==== EXTRACTED INFORMATION

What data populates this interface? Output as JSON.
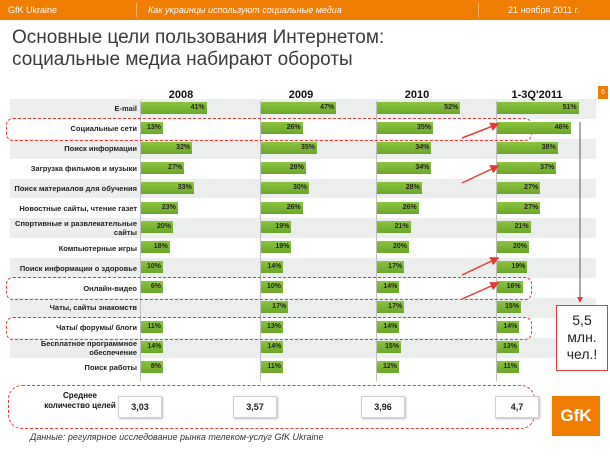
{
  "header": {
    "brand": "GfK Ukraine",
    "subtitle": "Как украинцы используют социальные медиа",
    "date": "21 ноября 2011 г."
  },
  "title": {
    "line1": "Основные цели пользования Интернетом:",
    "line2": "социальные медиа набирают обороты"
  },
  "page_number": "6",
  "chart_data": {
    "type": "bar",
    "periods": [
      "2008",
      "2009",
      "2010",
      "1-3Q'2011"
    ],
    "categories": [
      "E-mail",
      "Социальные сети",
      "Поиск информации",
      "Загрузка фильмов и музыки",
      "Поиск материалов для обучения",
      "Новостные сайты, чтение газет",
      "Спортивные и развлекательные сайты",
      "Компьютерные игры",
      "Поиск информации о здоровье",
      "Онлайн-видео",
      "Чаты, сайты знакомств",
      "Чаты/ форумы/ блоги",
      "Бесплатное программное обеспечение",
      "Поиск работы"
    ],
    "series": [
      {
        "name": "2008",
        "values": [
          41,
          13,
          32,
          27,
          33,
          23,
          20,
          18,
          10,
          6,
          null,
          11,
          14,
          8
        ]
      },
      {
        "name": "2009",
        "values": [
          47,
          26,
          35,
          28,
          30,
          26,
          19,
          19,
          14,
          10,
          17,
          13,
          14,
          11
        ]
      },
      {
        "name": "2010",
        "values": [
          52,
          35,
          34,
          34,
          28,
          26,
          21,
          20,
          17,
          14,
          17,
          14,
          15,
          12
        ]
      },
      {
        "name": "1-3Q'2011",
        "values": [
          51,
          46,
          38,
          37,
          27,
          27,
          21,
          20,
          19,
          16,
          15,
          14,
          13,
          11
        ]
      }
    ],
    "value_suffix": "%",
    "highlighted": [
      "Социальные сети",
      "Онлайн-видео",
      "Чаты/ форумы/ блоги"
    ]
  },
  "average": {
    "label": "Среднее количество целей",
    "values": [
      "3,03",
      "3,57",
      "3,96",
      "4,7"
    ]
  },
  "callout": {
    "line1": "5,5",
    "line2": "млн.",
    "line3": "чел.!"
  },
  "source": "Данные: регулярное исследование рынка телеком-услуг GfK Ukraine",
  "logo": "GfK",
  "colors": {
    "accent": "#ef7d00",
    "bar": "#78b833",
    "highlight": "#e53935"
  }
}
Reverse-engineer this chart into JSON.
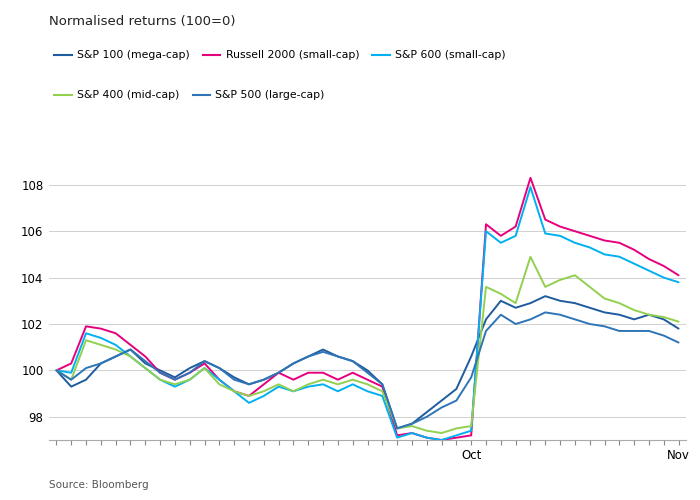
{
  "title": "Normalised returns (100=0)",
  "source": "Source: Bloomberg",
  "ylabel_ticks": [
    98,
    100,
    102,
    104,
    106,
    108
  ],
  "ylim": [
    97.0,
    109.5
  ],
  "n_points": 43,
  "oct_index": 28,
  "nov_index": 42,
  "series": {
    "S&P 100 (mega-cap)": {
      "color": "#1f5c9e",
      "linewidth": 1.4,
      "values": [
        100.0,
        99.3,
        99.6,
        100.3,
        100.6,
        100.9,
        100.3,
        100.0,
        99.7,
        100.1,
        100.4,
        100.1,
        99.7,
        99.4,
        99.6,
        99.9,
        100.3,
        100.6,
        100.9,
        100.6,
        100.4,
        100.0,
        99.4,
        97.5,
        97.7,
        98.2,
        98.7,
        99.2,
        100.6,
        102.2,
        103.0,
        102.7,
        102.9,
        103.2,
        103.0,
        102.9,
        102.7,
        102.5,
        102.4,
        102.2,
        102.4,
        102.2,
        101.8
      ]
    },
    "Russell 2000 (small-cap)": {
      "color": "#e6007e",
      "linewidth": 1.4,
      "values": [
        100.0,
        100.3,
        101.9,
        101.8,
        101.6,
        101.1,
        100.6,
        99.9,
        99.6,
        99.9,
        100.3,
        99.6,
        99.1,
        98.9,
        99.4,
        99.9,
        99.6,
        99.9,
        99.9,
        99.6,
        99.9,
        99.6,
        99.3,
        97.2,
        97.3,
        97.1,
        97.0,
        97.1,
        97.2,
        106.3,
        105.8,
        106.2,
        108.3,
        106.5,
        106.2,
        106.0,
        105.8,
        105.6,
        105.5,
        105.2,
        104.8,
        104.5,
        104.1
      ]
    },
    "S&P 600 (small-cap)": {
      "color": "#00b0f0",
      "linewidth": 1.4,
      "values": [
        100.0,
        99.9,
        101.6,
        101.4,
        101.1,
        100.6,
        100.1,
        99.6,
        99.3,
        99.6,
        100.1,
        99.6,
        99.1,
        98.6,
        98.9,
        99.3,
        99.1,
        99.3,
        99.4,
        99.1,
        99.4,
        99.1,
        98.9,
        97.1,
        97.3,
        97.1,
        97.0,
        97.2,
        97.4,
        106.0,
        105.5,
        105.8,
        107.9,
        105.9,
        105.8,
        105.5,
        105.3,
        105.0,
        104.9,
        104.6,
        104.3,
        104.0,
        103.8
      ]
    },
    "S&P 400 (mid-cap)": {
      "color": "#92d050",
      "linewidth": 1.4,
      "values": [
        100.0,
        99.6,
        101.3,
        101.1,
        100.9,
        100.6,
        100.1,
        99.6,
        99.4,
        99.6,
        100.1,
        99.4,
        99.1,
        98.9,
        99.1,
        99.4,
        99.1,
        99.4,
        99.6,
        99.4,
        99.6,
        99.4,
        99.1,
        97.5,
        97.6,
        97.4,
        97.3,
        97.5,
        97.6,
        103.6,
        103.3,
        102.9,
        104.9,
        103.6,
        103.9,
        104.1,
        103.6,
        103.1,
        102.9,
        102.6,
        102.4,
        102.3,
        102.1
      ]
    },
    "S&P 500 (large-cap)": {
      "color": "#2e75b6",
      "linewidth": 1.4,
      "values": [
        100.0,
        99.6,
        100.1,
        100.3,
        100.6,
        100.9,
        100.4,
        99.9,
        99.6,
        99.9,
        100.4,
        100.1,
        99.6,
        99.4,
        99.6,
        99.9,
        100.3,
        100.6,
        100.8,
        100.6,
        100.4,
        99.9,
        99.4,
        97.5,
        97.7,
        98.0,
        98.4,
        98.7,
        99.7,
        101.7,
        102.4,
        102.0,
        102.2,
        102.5,
        102.4,
        102.2,
        102.0,
        101.9,
        101.7,
        101.7,
        101.7,
        101.5,
        101.2
      ]
    }
  },
  "background_color": "#ffffff",
  "grid_color": "#d0d0d0",
  "title_fontsize": 9.5,
  "legend_fontsize": 7.8,
  "tick_fontsize": 8.5
}
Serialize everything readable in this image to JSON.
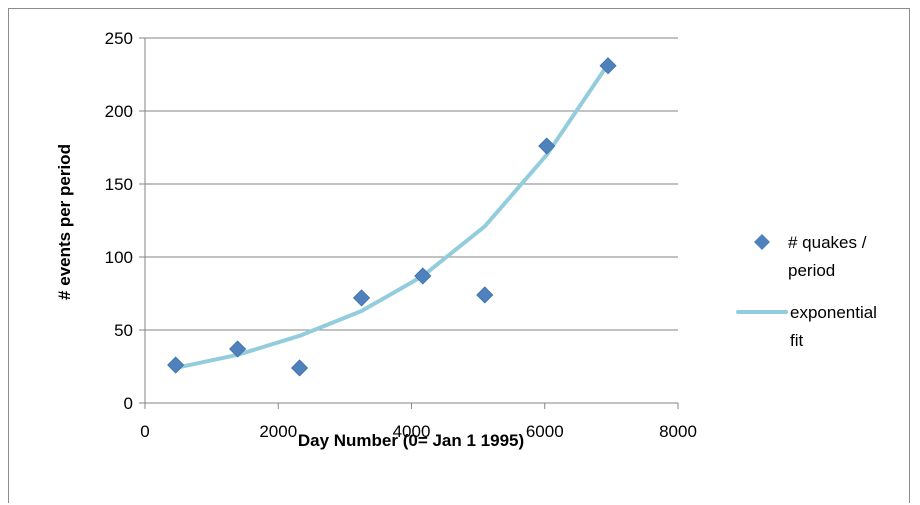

========

- [PROBLEM STATEMENT]: Send back the data above word for word, with the pictures left out.

- [RESPONSE]:
What data populates this interface? Output as JSON.
{
  "header": {
    "brand": "GfK Ukraine",
    "subtitle": "Как украинцы используют социальные медиа",
    "date": "21 ноября 2011 г."
  },
  "title": {
    "line1": "Основные цели пользования Интернетом:",
    "line2": "социальные медиа набирают обороты"
  },
  "page_number": "6",
  "chart_data": {
    "type": "bar",
    "periods": [
      "2008",
      "2009",
      "2010",
      "1-3Q'2011"
    ],
    "categories": [
      "E-mail",
      "Социальные сети",
      "Поиск информации",
      "Загрузка фильмов и музыки",
      "Поиск материалов для обучения",
      "Новостные сайты, чтение газет",
      "Спортивные и развлекательные сайты",
      "Компьютерные игры",
      "Поиск информации о здоровье",
      "Онлайн-видео",
      "Чаты, сайты знакомств",
      "Чаты/ форумы/ блоги",
      "Бесплатное программное обеспечение",
      "Поиск работы"
    ],
    "series": [
      {
        "name": "2008",
        "values": [
          41,
          13,
          32,
          27,
          33,
          23,
          20,
          18,
          10,
          6,
          null,
          11,
          14,
          8
        ]
      },
      {
        "name": "2009",
        "values": [
          47,
          26,
          35,
          28,
          30,
          26,
          19,
          19,
          14,
          10,
          17,
          13,
          14,
          11
        ]
      },
      {
        "name": "2010",
        "values": [
          52,
          35,
          34,
          34,
          28,
          26,
          21,
          20,
          17,
          14,
          17,
          14,
          15,
          12
        ]
      },
      {
        "name": "1-3Q'2011",
        "values": [
          51,
          46,
          38,
          37,
          27,
          27,
          21,
          20,
          19,
          16,
          15,
          14,
          13,
          11
        ]
      }
    ],
    "value_suffix": "%",
    "highlighted": [
      "Социальные сети",
      "Онлайн-видео",
      "Чаты/ форумы/ блоги"
    ]
  },
  "average": {
    "label": "Среднее количество целей",
    "values": [
      "3,03",
      "3,57",
      "3,96",
      "4,7"
    ]
  },
  "callout": {
    "line1": "5,5",
    "line2": "млн.",
    "line3": "чел.!"
  },
  "source": "Данные: регулярное исследование рынка телеком-услуг GfK Ukraine",
  "logo": "GfK",
  "colors": {
    "accent": "#ef7d00",
    "bar": "#78b833",
    "highlight": "#e53935"
  }
}
Reverse-engineer this chart into JSON.
{
  "title": "Normalised returns (100=0)",
  "source": "Source: Bloomberg",
  "ylabel_ticks": [
    98,
    100,
    102,
    104,
    106,
    108
  ],
  "ylim": [
    97.0,
    109.5
  ],
  "n_points": 43,
  "oct_index": 28,
  "nov_index": 42,
  "series": {
    "S&P 100 (mega-cap)": {
      "color": "#1f5c9e",
      "linewidth": 1.4,
      "values": [
        100.0,
        99.3,
        99.6,
        100.3,
        100.6,
        100.9,
        100.3,
        100.0,
        99.7,
        100.1,
        100.4,
        100.1,
        99.7,
        99.4,
        99.6,
        99.9,
        100.3,
        100.6,
        100.9,
        100.6,
        100.4,
        100.0,
        99.4,
        97.5,
        97.7,
        98.2,
        98.7,
        99.2,
        100.6,
        102.2,
        103.0,
        102.7,
        102.9,
        103.2,
        103.0,
        102.9,
        102.7,
        102.5,
        102.4,
        102.2,
        102.4,
        102.2,
        101.8
      ]
    },
    "Russell 2000 (small-cap)": {
      "color": "#e6007e",
      "linewidth": 1.4,
      "values": [
        100.0,
        100.3,
        101.9,
        101.8,
        101.6,
        101.1,
        100.6,
        99.9,
        99.6,
        99.9,
        100.3,
        99.6,
        99.1,
        98.9,
        99.4,
        99.9,
        99.6,
        99.9,
        99.9,
        99.6,
        99.9,
        99.6,
        99.3,
        97.2,
        97.3,
        97.1,
        97.0,
        97.1,
        97.2,
        106.3,
        105.8,
        106.2,
        108.3,
        106.5,
        106.2,
        106.0,
        105.8,
        105.6,
        105.5,
        105.2,
        104.8,
        104.5,
        104.1
      ]
    },
    "S&P 600 (small-cap)": {
      "color": "#00b0f0",
      "linewidth": 1.4,
      "values": [
        100.0,
        99.9,
        101.6,
        101.4,
        101.1,
        100.6,
        100.1,
        99.6,
        99.3,
        99.6,
        100.1,
        99.6,
        99.1,
        98.6,
        98.9,
        99.3,
        99.1,
        99.3,
        99.4,
        99.1,
        99.4,
        99.1,
        98.9,
        97.1,
        97.3,
        97.1,
        97.0,
        97.2,
        97.4,
        106.0,
        105.5,
        105.8,
        107.9,
        105.9,
        105.8,
        105.5,
        105.3,
        105.0,
        104.9,
        104.6,
        104.3,
        104.0,
        103.8
      ]
    },
    "S&P 400 (mid-cap)": {
      "color": "#92d050",
      "linewidth": 1.4,
      "values": [
        100.0,
        99.6,
        101.3,
        101.1,
        100.9,
        100.6,
        100.1,
        99.6,
        99.4,
        99.6,
        100.1,
        99.4,
        99.1,
        98.9,
        99.1,
        99.4,
        99.1,
        99.4,
        99.6,
        99.4,
        99.6,
        99.4,
        99.1,
        97.5,
        97.6,
        97.4,
        97.3,
        97.5,
        97.6,
        103.6,
        103.3,
        102.9,
        104.9,
        103.6,
        103.9,
        104.1,
        103.6,
        103.1,
        102.9,
        102.6,
        102.4,
        102.3,
        102.1
      ]
    },
    "S&P 500 (large-cap)": {
      "color": "#2e75b6",
      "linewidth": 1.4,
      "values": [
        100.0,
        99.6,
        100.1,
        100.3,
        100.6,
        100.9,
        100.4,
        99.9,
        99.6,
        99.9,
        100.4,
        100.1,
        99.6,
        99.4,
        99.6,
        99.9,
        100.3,
        100.6,
        100.8,
        100.6,
        100.4,
        99.9,
        99.4,
        97.5,
        97.7,
        98.0,
        98.4,
        98.7,
        99.7,
        101.7,
        102.4,
        102.0,
        102.2,
        102.5,
        102.4,
        102.2,
        102.0,
        101.9,
        101.7,
        101.7,
        101.7,
        101.5,
        101.2
      ]
    }
  },
  "background_color": "#ffffff",
  "grid_color": "#d0d0d0",
  "title_fontsize": 9.5,
  "legend_fontsize": 7.8,
  "tick_fontsize": 8.5
}
Serialize everything readable in this image to JSON.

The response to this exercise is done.